Work required: Wherever the word "object" appears in a line, extract that line.

Materials provided:
▼

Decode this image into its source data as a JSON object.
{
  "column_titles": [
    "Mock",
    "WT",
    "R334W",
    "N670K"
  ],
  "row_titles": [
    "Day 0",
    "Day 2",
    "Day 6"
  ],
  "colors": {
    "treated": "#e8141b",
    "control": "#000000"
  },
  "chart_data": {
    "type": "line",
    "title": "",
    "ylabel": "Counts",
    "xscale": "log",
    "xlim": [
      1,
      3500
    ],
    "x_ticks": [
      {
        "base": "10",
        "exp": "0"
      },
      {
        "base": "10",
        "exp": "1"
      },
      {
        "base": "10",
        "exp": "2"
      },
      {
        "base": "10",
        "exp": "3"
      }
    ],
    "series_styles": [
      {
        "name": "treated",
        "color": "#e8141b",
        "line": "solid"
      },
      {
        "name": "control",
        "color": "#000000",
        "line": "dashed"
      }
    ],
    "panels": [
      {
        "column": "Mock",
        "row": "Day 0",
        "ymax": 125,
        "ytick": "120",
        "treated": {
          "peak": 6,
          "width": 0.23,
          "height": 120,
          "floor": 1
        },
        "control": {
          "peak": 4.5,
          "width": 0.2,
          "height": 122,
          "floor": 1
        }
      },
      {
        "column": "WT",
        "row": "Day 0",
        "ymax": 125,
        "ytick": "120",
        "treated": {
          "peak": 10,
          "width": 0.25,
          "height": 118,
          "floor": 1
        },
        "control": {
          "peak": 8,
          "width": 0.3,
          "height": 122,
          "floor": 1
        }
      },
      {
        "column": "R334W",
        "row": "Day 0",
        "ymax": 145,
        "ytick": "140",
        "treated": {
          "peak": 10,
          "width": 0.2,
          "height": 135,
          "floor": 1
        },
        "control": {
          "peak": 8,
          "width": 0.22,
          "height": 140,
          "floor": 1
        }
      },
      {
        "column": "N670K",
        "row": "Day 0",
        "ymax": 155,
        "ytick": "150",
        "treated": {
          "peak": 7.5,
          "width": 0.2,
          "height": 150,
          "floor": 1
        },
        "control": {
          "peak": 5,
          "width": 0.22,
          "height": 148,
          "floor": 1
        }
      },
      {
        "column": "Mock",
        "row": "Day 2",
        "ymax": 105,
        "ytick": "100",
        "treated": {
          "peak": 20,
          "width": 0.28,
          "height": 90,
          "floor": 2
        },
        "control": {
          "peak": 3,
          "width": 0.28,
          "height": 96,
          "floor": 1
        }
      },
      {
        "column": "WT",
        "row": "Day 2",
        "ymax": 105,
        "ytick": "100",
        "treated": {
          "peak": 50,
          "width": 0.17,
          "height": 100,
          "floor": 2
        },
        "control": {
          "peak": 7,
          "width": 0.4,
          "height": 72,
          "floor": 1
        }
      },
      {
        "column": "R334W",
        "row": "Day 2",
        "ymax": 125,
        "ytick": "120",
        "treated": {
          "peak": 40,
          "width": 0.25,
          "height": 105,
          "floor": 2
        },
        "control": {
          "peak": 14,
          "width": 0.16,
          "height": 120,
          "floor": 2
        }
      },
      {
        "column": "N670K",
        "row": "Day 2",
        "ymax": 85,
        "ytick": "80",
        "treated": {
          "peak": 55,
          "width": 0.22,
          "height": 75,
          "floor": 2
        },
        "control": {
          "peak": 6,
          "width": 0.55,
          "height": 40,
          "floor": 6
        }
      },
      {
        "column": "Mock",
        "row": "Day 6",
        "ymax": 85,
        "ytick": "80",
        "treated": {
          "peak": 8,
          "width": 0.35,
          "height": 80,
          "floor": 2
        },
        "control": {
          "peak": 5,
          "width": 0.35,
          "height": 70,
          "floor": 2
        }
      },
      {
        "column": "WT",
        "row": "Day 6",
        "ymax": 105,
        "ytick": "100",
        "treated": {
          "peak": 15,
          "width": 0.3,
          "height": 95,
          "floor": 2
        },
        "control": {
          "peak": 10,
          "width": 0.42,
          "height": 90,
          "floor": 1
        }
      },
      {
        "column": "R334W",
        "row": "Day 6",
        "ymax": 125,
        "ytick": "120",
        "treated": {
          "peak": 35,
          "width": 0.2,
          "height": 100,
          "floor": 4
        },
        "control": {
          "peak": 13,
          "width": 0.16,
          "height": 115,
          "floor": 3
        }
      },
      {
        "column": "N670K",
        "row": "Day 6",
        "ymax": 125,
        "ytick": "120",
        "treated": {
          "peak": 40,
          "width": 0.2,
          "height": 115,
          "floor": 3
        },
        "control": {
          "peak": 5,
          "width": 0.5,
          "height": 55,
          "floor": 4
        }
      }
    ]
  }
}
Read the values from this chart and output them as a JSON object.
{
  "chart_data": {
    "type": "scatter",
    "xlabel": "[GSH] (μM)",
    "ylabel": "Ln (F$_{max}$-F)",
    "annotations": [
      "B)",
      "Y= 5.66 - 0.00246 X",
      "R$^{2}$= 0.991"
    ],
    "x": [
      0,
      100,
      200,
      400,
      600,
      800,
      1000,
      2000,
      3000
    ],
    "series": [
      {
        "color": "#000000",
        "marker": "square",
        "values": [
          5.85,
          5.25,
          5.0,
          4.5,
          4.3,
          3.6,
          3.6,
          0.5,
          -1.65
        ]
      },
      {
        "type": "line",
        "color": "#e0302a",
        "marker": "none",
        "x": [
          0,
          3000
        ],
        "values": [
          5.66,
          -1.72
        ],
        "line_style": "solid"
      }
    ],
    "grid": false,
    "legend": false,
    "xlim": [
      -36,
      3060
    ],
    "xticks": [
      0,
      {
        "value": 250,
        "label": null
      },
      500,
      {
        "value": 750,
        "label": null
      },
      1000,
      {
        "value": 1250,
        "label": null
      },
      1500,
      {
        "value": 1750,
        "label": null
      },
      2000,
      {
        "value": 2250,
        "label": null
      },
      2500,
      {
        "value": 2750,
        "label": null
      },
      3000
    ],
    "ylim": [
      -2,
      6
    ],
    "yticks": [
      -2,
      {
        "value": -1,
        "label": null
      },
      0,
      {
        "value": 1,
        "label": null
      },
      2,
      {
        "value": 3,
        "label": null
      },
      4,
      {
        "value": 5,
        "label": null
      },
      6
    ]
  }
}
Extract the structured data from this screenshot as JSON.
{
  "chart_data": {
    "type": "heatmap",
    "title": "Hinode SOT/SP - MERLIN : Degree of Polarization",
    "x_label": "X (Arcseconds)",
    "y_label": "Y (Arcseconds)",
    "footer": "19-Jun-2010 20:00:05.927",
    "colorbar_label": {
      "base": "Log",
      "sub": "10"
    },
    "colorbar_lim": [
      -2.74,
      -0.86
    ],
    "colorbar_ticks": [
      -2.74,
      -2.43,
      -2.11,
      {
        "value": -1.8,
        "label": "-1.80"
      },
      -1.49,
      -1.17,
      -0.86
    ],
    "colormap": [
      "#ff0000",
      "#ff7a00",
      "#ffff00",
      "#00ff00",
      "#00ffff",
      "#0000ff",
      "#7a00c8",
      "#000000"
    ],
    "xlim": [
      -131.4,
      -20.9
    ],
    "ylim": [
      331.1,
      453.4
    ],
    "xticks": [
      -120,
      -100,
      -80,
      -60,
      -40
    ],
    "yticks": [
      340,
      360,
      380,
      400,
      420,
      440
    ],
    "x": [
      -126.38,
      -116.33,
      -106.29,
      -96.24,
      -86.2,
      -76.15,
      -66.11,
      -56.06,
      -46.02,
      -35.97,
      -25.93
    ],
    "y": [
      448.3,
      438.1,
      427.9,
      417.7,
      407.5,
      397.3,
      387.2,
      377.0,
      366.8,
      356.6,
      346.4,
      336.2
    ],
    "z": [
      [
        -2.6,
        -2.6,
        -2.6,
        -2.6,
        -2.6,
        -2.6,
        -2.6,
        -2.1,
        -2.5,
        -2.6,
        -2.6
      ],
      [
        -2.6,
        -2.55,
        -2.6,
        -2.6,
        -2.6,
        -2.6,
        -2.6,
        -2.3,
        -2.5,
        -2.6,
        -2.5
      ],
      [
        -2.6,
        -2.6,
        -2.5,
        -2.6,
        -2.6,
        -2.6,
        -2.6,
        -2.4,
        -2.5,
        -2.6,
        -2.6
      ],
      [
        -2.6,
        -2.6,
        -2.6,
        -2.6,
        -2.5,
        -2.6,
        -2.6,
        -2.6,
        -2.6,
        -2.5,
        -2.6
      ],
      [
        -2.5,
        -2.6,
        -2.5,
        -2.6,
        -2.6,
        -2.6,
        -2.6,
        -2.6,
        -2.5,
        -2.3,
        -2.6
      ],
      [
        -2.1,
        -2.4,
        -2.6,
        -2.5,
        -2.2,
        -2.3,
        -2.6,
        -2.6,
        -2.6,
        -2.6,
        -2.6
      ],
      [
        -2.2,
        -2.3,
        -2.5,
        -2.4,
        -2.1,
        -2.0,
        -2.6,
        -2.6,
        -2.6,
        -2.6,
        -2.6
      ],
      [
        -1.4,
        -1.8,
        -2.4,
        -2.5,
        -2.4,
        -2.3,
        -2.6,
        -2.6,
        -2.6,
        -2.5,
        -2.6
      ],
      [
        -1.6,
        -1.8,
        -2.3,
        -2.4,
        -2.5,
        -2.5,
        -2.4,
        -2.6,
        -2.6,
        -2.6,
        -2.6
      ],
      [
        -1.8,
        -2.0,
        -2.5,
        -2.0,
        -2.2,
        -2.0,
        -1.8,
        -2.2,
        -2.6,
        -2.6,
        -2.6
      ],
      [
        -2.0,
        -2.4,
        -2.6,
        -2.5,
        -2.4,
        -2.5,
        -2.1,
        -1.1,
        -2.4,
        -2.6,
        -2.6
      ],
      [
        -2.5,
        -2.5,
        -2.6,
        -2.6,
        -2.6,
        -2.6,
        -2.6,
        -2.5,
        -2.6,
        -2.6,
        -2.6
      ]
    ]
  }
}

▲

Response to this task:
Decode this image into its source data as a JSON object.
Read the values from this chart and output them as a JSON object.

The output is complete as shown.